* **MATERIAL FOR THIS TASK**:
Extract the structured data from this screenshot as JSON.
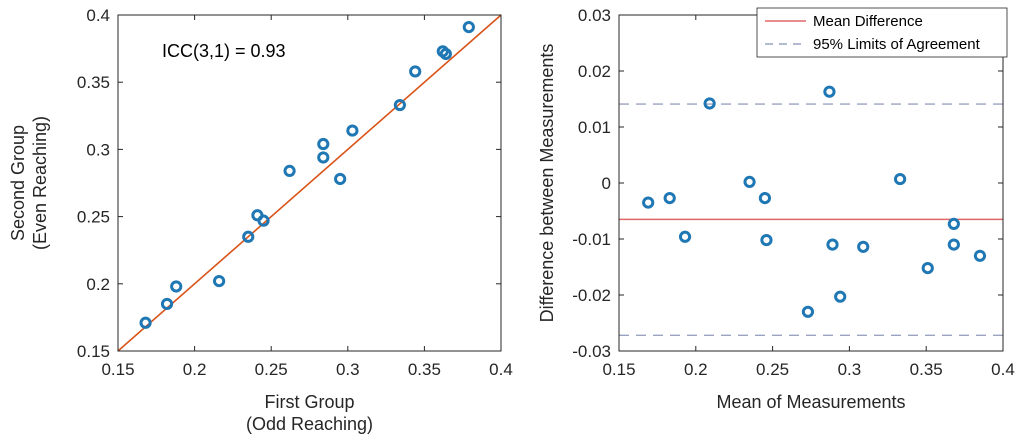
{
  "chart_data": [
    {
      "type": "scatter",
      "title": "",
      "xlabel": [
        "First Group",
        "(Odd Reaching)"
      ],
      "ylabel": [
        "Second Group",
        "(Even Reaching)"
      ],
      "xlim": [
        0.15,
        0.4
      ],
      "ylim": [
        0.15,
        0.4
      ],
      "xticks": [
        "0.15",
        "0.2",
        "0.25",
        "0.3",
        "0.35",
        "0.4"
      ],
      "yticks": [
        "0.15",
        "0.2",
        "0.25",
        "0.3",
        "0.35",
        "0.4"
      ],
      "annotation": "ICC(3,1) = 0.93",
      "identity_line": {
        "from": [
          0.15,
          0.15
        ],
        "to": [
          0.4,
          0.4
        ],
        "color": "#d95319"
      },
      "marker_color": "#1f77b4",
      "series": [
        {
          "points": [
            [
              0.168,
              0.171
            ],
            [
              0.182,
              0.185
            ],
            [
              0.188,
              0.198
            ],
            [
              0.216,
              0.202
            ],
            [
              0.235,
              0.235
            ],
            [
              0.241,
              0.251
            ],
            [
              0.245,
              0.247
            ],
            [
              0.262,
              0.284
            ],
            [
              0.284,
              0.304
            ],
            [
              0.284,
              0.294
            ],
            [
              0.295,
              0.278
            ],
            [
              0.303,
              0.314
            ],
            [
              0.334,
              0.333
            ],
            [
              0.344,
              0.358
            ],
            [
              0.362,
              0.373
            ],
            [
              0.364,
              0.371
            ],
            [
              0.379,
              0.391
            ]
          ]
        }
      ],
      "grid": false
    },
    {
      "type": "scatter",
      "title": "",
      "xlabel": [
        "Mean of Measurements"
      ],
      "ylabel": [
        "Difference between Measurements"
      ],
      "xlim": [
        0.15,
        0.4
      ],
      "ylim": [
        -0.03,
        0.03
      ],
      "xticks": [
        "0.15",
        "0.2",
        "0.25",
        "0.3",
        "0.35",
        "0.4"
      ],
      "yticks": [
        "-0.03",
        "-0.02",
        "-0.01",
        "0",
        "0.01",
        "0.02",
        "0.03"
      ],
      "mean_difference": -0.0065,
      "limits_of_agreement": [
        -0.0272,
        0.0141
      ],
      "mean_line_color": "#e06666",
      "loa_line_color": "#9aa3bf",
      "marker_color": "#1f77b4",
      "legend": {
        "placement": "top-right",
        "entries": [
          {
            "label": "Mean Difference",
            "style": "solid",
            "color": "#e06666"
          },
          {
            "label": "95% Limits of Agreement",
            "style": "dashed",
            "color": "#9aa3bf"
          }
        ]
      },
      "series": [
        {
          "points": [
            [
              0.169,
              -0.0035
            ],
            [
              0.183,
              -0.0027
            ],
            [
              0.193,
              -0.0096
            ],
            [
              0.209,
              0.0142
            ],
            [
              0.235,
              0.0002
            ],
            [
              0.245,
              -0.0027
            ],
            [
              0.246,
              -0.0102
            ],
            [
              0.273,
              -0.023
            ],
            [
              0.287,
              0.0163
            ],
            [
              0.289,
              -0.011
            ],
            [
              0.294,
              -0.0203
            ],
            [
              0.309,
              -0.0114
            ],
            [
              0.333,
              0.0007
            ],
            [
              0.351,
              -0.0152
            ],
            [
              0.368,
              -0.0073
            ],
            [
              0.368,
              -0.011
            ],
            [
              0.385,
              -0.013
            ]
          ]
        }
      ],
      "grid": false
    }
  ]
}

* **GIVEN EXERCISE**:
Restate the whole of the material word for word without the pictures.

* **REPLY TO THE EXERCISE**:
Extract the structured data from this screenshot as JSON.
{
  "chart_data": [
    {
      "type": "scatter",
      "title": "",
      "xlabel": [
        "First Group",
        "(Odd Reaching)"
      ],
      "ylabel": [
        "Second Group",
        "(Even Reaching)"
      ],
      "xlim": [
        0.15,
        0.4
      ],
      "ylim": [
        0.15,
        0.4
      ],
      "xticks": [
        "0.15",
        "0.2",
        "0.25",
        "0.3",
        "0.35",
        "0.4"
      ],
      "yticks": [
        "0.15",
        "0.2",
        "0.25",
        "0.3",
        "0.35",
        "0.4"
      ],
      "annotation": "ICC(3,1) = 0.93",
      "identity_line": {
        "from": [
          0.15,
          0.15
        ],
        "to": [
          0.4,
          0.4
        ],
        "color": "#d95319"
      },
      "marker_color": "#1f77b4",
      "series": [
        {
          "points": [
            [
              0.168,
              0.171
            ],
            [
              0.182,
              0.185
            ],
            [
              0.188,
              0.198
            ],
            [
              0.216,
              0.202
            ],
            [
              0.235,
              0.235
            ],
            [
              0.241,
              0.251
            ],
            [
              0.245,
              0.247
            ],
            [
              0.262,
              0.284
            ],
            [
              0.284,
              0.304
            ],
            [
              0.284,
              0.294
            ],
            [
              0.295,
              0.278
            ],
            [
              0.303,
              0.314
            ],
            [
              0.334,
              0.333
            ],
            [
              0.344,
              0.358
            ],
            [
              0.362,
              0.373
            ],
            [
              0.364,
              0.371
            ],
            [
              0.379,
              0.391
            ]
          ]
        }
      ],
      "grid": false
    },
    {
      "type": "scatter",
      "title": "",
      "xlabel": [
        "Mean of Measurements"
      ],
      "ylabel": [
        "Difference between Measurements"
      ],
      "xlim": [
        0.15,
        0.4
      ],
      "ylim": [
        -0.03,
        0.03
      ],
      "xticks": [
        "0.15",
        "0.2",
        "0.25",
        "0.3",
        "0.35",
        "0.4"
      ],
      "yticks": [
        "-0.03",
        "-0.02",
        "-0.01",
        "0",
        "0.01",
        "0.02",
        "0.03"
      ],
      "mean_difference": -0.0065,
      "limits_of_agreement": [
        -0.0272,
        0.0141
      ],
      "mean_line_color": "#e06666",
      "loa_line_color": "#9aa3bf",
      "marker_color": "#1f77b4",
      "legend": {
        "placement": "top-right",
        "entries": [
          {
            "label": "Mean Difference",
            "style": "solid",
            "color": "#e06666"
          },
          {
            "label": "95% Limits of Agreement",
            "style": "dashed",
            "color": "#9aa3bf"
          }
        ]
      },
      "series": [
        {
          "points": [
            [
              0.169,
              -0.0035
            ],
            [
              0.183,
              -0.0027
            ],
            [
              0.193,
              -0.0096
            ],
            [
              0.209,
              0.0142
            ],
            [
              0.235,
              0.0002
            ],
            [
              0.245,
              -0.0027
            ],
            [
              0.246,
              -0.0102
            ],
            [
              0.273,
              -0.023
            ],
            [
              0.287,
              0.0163
            ],
            [
              0.289,
              -0.011
            ],
            [
              0.294,
              -0.0203
            ],
            [
              0.309,
              -0.0114
            ],
            [
              0.333,
              0.0007
            ],
            [
              0.351,
              -0.0152
            ],
            [
              0.368,
              -0.0073
            ],
            [
              0.368,
              -0.011
            ],
            [
              0.385,
              -0.013
            ]
          ]
        }
      ],
      "grid": false
    }
  ]
}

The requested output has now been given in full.